What to do
In the listing that follows, how many lines contain the string "currently"? Provide only the number.

Dataset records
□ □ □ □ □ □ □

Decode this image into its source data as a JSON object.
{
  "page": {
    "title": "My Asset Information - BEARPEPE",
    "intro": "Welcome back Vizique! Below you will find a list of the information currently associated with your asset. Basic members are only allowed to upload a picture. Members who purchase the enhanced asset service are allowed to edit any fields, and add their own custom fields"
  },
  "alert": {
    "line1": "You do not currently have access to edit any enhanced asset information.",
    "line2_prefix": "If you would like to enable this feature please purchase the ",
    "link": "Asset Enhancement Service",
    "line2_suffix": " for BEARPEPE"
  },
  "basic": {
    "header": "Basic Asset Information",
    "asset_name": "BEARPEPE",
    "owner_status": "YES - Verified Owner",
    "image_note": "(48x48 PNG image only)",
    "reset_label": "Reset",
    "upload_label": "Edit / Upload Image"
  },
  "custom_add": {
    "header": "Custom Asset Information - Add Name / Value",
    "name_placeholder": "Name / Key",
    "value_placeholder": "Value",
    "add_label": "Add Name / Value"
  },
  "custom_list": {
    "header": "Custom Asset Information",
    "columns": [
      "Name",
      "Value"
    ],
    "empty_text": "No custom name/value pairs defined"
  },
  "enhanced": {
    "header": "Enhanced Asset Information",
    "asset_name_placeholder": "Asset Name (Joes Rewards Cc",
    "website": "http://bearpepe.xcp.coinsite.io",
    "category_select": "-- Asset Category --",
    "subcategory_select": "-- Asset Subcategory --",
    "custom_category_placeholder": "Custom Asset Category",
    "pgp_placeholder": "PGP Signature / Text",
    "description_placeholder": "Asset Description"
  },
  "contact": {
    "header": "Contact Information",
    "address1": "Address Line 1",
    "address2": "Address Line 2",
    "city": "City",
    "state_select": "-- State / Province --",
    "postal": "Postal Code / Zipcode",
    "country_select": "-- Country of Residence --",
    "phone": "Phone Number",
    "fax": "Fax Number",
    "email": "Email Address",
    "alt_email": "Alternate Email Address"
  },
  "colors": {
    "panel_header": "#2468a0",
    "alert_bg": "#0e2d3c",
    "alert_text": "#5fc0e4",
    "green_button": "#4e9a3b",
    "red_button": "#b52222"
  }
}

□ □ □ □ □ □ □

Written response
2